**WHAT IS REQUIRED**
Copy the entries below exactly. Images do not belong in the copy.

— BEGIN SOURCE DATA —

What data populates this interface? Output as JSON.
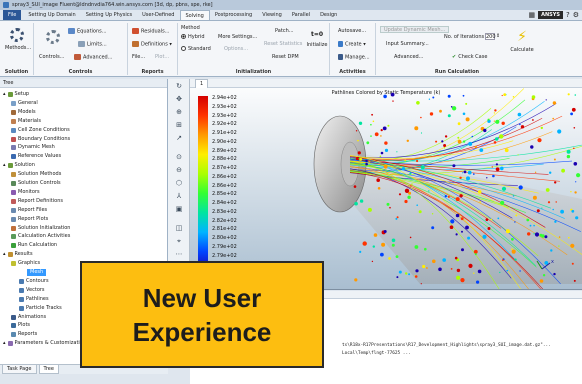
{
  "window": {
    "title": "spray3_SUI_image Fluent@ldndnvdia764.win.ansys.com [3d, dp, pbns, spe, rke]"
  },
  "ribbon_tabs": [
    {
      "label": "File",
      "kind": "file"
    },
    {
      "label": "Setting Up Domain"
    },
    {
      "label": "Setting Up Physics"
    },
    {
      "label": "User-Defined"
    },
    {
      "label": "Solving",
      "active": true
    },
    {
      "label": "Postprocessing"
    },
    {
      "label": "Viewing"
    },
    {
      "label": "Parallel"
    },
    {
      "label": "Design"
    }
  ],
  "top_right": {
    "brand": "ANSYS",
    "help_glyph": "?"
  },
  "ribbon": {
    "solution": {
      "methods": "Methods...",
      "label": "Solution"
    },
    "controls": {
      "equations": "Equations...",
      "limits": "Limits...",
      "controls": "Controls...",
      "advanced": "Advanced...",
      "label": "Controls"
    },
    "reports": {
      "residuals": "Residuals...",
      "definitions": "Definitions",
      "file": "File...",
      "plot": "Plot...",
      "label": "Reports"
    },
    "initialization": {
      "method": "Method",
      "hybrid": "Hybrid",
      "standard": "Standard",
      "more_settings": "More Settings...",
      "options": "Options...",
      "patch": "Patch...",
      "reset_statistics": "Reset Statistics",
      "reset_dpm": "Reset DPM",
      "t0": "t=0",
      "initialize": "Initialize",
      "label": "Initialization"
    },
    "activities": {
      "autosave": "Autosave...",
      "create": "Create",
      "manage": "Manage...",
      "label": "Activities"
    },
    "run_calculation": {
      "update_dynamic_mesh": "Update Dynamic Mesh...",
      "input_summary": "Input Summary...",
      "advanced": "Advanced...",
      "iterations_label": "No. of Iterations",
      "iterations_value": "200",
      "check_case": "Check Case",
      "calculate": "Calculate",
      "label": "Run Calculation"
    }
  },
  "tree": {
    "header": "Tree",
    "items": [
      {
        "label": "Setup",
        "level": 0,
        "color": "#6a9a3a"
      },
      {
        "label": "General",
        "level": 1,
        "color": "#7aa0c8"
      },
      {
        "label": "Models",
        "level": 1,
        "color": "#a06a3a"
      },
      {
        "label": "Materials",
        "level": 1,
        "color": "#c08050"
      },
      {
        "label": "Cell Zone Conditions",
        "level": 1,
        "color": "#5a8ac0"
      },
      {
        "label": "Boundary Conditions",
        "level": 1,
        "color": "#c05050"
      },
      {
        "label": "Dynamic Mesh",
        "level": 1,
        "color": "#7a7ab0"
      },
      {
        "label": "Reference Values",
        "level": 1,
        "color": "#3a6ab0"
      },
      {
        "label": "Solution",
        "level": 0,
        "color": "#6a9a3a"
      },
      {
        "label": "Solution Methods",
        "level": 1,
        "color": "#c0903a"
      },
      {
        "label": "Solution Controls",
        "level": 1,
        "color": "#5a8a5a"
      },
      {
        "label": "Monitors",
        "level": 1,
        "color": "#8a5ab0"
      },
      {
        "label": "Report Definitions",
        "level": 1,
        "color": "#c05a5a"
      },
      {
        "label": "Report Files",
        "level": 1,
        "color": "#6a8ab0"
      },
      {
        "label": "Report Plots",
        "level": 1,
        "color": "#6a8ab0"
      },
      {
        "label": "Solution Initialization",
        "level": 1,
        "color": "#c0703a"
      },
      {
        "label": "Calculation Activities",
        "level": 1,
        "color": "#5a9a5a"
      },
      {
        "label": "Run Calculation",
        "level": 1,
        "color": "#3aa03a"
      },
      {
        "label": "Results",
        "level": 0,
        "color": "#c09030"
      },
      {
        "label": "Graphics",
        "level": 1,
        "color": "#c0c030"
      },
      {
        "label": "Mesh",
        "level": 2,
        "selected": true
      },
      {
        "label": "Contours",
        "level": 2,
        "color": "#4a7ab0"
      },
      {
        "label": "Vectors",
        "level": 2,
        "color": "#4a7ab0"
      },
      {
        "label": "Pathlines",
        "level": 2,
        "color": "#4a7ab0"
      },
      {
        "label": "Particle Tracks",
        "level": 2,
        "color": "#4a7ab0"
      },
      {
        "label": "Animations",
        "level": 1,
        "color": "#3a5a8a"
      },
      {
        "label": "Plots",
        "level": 1,
        "color": "#3a6a9a"
      },
      {
        "label": "Reports",
        "level": 1,
        "color": "#5a8ab0"
      },
      {
        "label": "Parameters & Customization",
        "level": 0,
        "color": "#8a6ab0"
      }
    ],
    "bottom_tabs": [
      {
        "label": "Task Page"
      },
      {
        "label": "Tree",
        "active": true
      }
    ]
  },
  "graphics": {
    "tab_label": "1",
    "title": "Pathlines Colored by Static Temperature (k)",
    "colorbar": {
      "labels": [
        "2.94e+02",
        "2.93e+02",
        "2.93e+02",
        "2.92e+02",
        "2.91e+02",
        "2.90e+02",
        "2.89e+02",
        "2.88e+02",
        "2.87e+02",
        "2.86e+02",
        "2.86e+02",
        "2.85e+02",
        "2.84e+02",
        "2.83e+02",
        "2.82e+02",
        "2.81e+02",
        "2.80e+02",
        "2.79e+02",
        "2.79e+02",
        "2.78e+02"
      ],
      "colors": [
        "#d40000",
        "#ff3300",
        "#ff9900",
        "#ffee00",
        "#aaff00",
        "#33ff33",
        "#00e5a0",
        "#00b4ff",
        "#0044ff",
        "#1a00b0"
      ]
    },
    "axis_label": "x"
  },
  "console": {
    "header": "Console",
    "lines": [
      "ts\\R18x-R17Presentations\\R17_Development_Highlights\\spray3_SUI_image.dat.gz\"...",
      "Local\\Temp\\flngt-77625 ..."
    ]
  },
  "overlay": {
    "line1": "New User",
    "line2": "Experience",
    "color": "#fdbe10"
  }
}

— END SOURCE DATA —

**WRITTEN ANSWER**
What data populates this interface? Output as JSON.
{
  "window": {
    "title": "spray3_SUI_image Fluent@ldndnvdia764.win.ansys.com [3d, dp, pbns, spe, rke]"
  },
  "ribbon_tabs": [
    {
      "label": "File",
      "kind": "file"
    },
    {
      "label": "Setting Up Domain"
    },
    {
      "label": "Setting Up Physics"
    },
    {
      "label": "User-Defined"
    },
    {
      "label": "Solving",
      "active": true
    },
    {
      "label": "Postprocessing"
    },
    {
      "label": "Viewing"
    },
    {
      "label": "Parallel"
    },
    {
      "label": "Design"
    }
  ],
  "top_right": {
    "brand": "ANSYS",
    "help_glyph": "?"
  },
  "ribbon": {
    "solution": {
      "methods": "Methods...",
      "label": "Solution"
    },
    "controls": {
      "equations": "Equations...",
      "limits": "Limits...",
      "controls": "Controls...",
      "advanced": "Advanced...",
      "label": "Controls"
    },
    "reports": {
      "residuals": "Residuals...",
      "definitions": "Definitions",
      "file": "File...",
      "plot": "Plot...",
      "label": "Reports"
    },
    "initialization": {
      "method": "Method",
      "hybrid": "Hybrid",
      "standard": "Standard",
      "more_settings": "More Settings...",
      "options": "Options...",
      "patch": "Patch...",
      "reset_statistics": "Reset Statistics",
      "reset_dpm": "Reset DPM",
      "t0": "t=0",
      "initialize": "Initialize",
      "label": "Initialization"
    },
    "activities": {
      "autosave": "Autosave...",
      "create": "Create",
      "manage": "Manage...",
      "label": "Activities"
    },
    "run_calculation": {
      "update_dynamic_mesh": "Update Dynamic Mesh...",
      "input_summary": "Input Summary...",
      "advanced": "Advanced...",
      "iterations_label": "No. of Iterations",
      "iterations_value": "200",
      "check_case": "Check Case",
      "calculate": "Calculate",
      "label": "Run Calculation"
    }
  },
  "tree": {
    "header": "Tree",
    "items": [
      {
        "label": "Setup",
        "level": 0,
        "color": "#6a9a3a"
      },
      {
        "label": "General",
        "level": 1,
        "color": "#7aa0c8"
      },
      {
        "label": "Models",
        "level": 1,
        "color": "#a06a3a"
      },
      {
        "label": "Materials",
        "level": 1,
        "color": "#c08050"
      },
      {
        "label": "Cell Zone Conditions",
        "level": 1,
        "color": "#5a8ac0"
      },
      {
        "label": "Boundary Conditions",
        "level": 1,
        "color": "#c05050"
      },
      {
        "label": "Dynamic Mesh",
        "level": 1,
        "color": "#7a7ab0"
      },
      {
        "label": "Reference Values",
        "level": 1,
        "color": "#3a6ab0"
      },
      {
        "label": "Solution",
        "level": 0,
        "color": "#6a9a3a"
      },
      {
        "label": "Solution Methods",
        "level": 1,
        "color": "#c0903a"
      },
      {
        "label": "Solution Controls",
        "level": 1,
        "color": "#5a8a5a"
      },
      {
        "label": "Monitors",
        "level": 1,
        "color": "#8a5ab0"
      },
      {
        "label": "Report Definitions",
        "level": 1,
        "color": "#c05a5a"
      },
      {
        "label": "Report Files",
        "level": 1,
        "color": "#6a8ab0"
      },
      {
        "label": "Report Plots",
        "level": 1,
        "color": "#6a8ab0"
      },
      {
        "label": "Solution Initialization",
        "level": 1,
        "color": "#c0703a"
      },
      {
        "label": "Calculation Activities",
        "level": 1,
        "color": "#5a9a5a"
      },
      {
        "label": "Run Calculation",
        "level": 1,
        "color": "#3aa03a"
      },
      {
        "label": "Results",
        "level": 0,
        "color": "#c09030"
      },
      {
        "label": "Graphics",
        "level": 1,
        "color": "#c0c030"
      },
      {
        "label": "Mesh",
        "level": 2,
        "selected": true
      },
      {
        "label": "Contours",
        "level": 2,
        "color": "#4a7ab0"
      },
      {
        "label": "Vectors",
        "level": 2,
        "color": "#4a7ab0"
      },
      {
        "label": "Pathlines",
        "level": 2,
        "color": "#4a7ab0"
      },
      {
        "label": "Particle Tracks",
        "level": 2,
        "color": "#4a7ab0"
      },
      {
        "label": "Animations",
        "level": 1,
        "color": "#3a5a8a"
      },
      {
        "label": "Plots",
        "level": 1,
        "color": "#3a6a9a"
      },
      {
        "label": "Reports",
        "level": 1,
        "color": "#5a8ab0"
      },
      {
        "label": "Parameters & Customization",
        "level": 0,
        "color": "#8a6ab0"
      }
    ],
    "bottom_tabs": [
      {
        "label": "Task Page"
      },
      {
        "label": "Tree",
        "active": true
      }
    ]
  },
  "graphics": {
    "tab_label": "1",
    "title": "Pathlines Colored by Static Temperature (k)",
    "colorbar": {
      "labels": [
        "2.94e+02",
        "2.93e+02",
        "2.93e+02",
        "2.92e+02",
        "2.91e+02",
        "2.90e+02",
        "2.89e+02",
        "2.88e+02",
        "2.87e+02",
        "2.86e+02",
        "2.86e+02",
        "2.85e+02",
        "2.84e+02",
        "2.83e+02",
        "2.82e+02",
        "2.81e+02",
        "2.80e+02",
        "2.79e+02",
        "2.79e+02",
        "2.78e+02"
      ],
      "colors": [
        "#d40000",
        "#ff3300",
        "#ff9900",
        "#ffee00",
        "#aaff00",
        "#33ff33",
        "#00e5a0",
        "#00b4ff",
        "#0044ff",
        "#1a00b0"
      ]
    },
    "axis_label": "x"
  },
  "console": {
    "header": "Console",
    "lines": [
      "ts\\R18x-R17Presentations\\R17_Development_Highlights\\spray3_SUI_image.dat.gz\"...",
      "Local\\Temp\\flngt-77625 ..."
    ]
  },
  "overlay": {
    "line1": "New User",
    "line2": "Experience",
    "color": "#fdbe10"
  }
}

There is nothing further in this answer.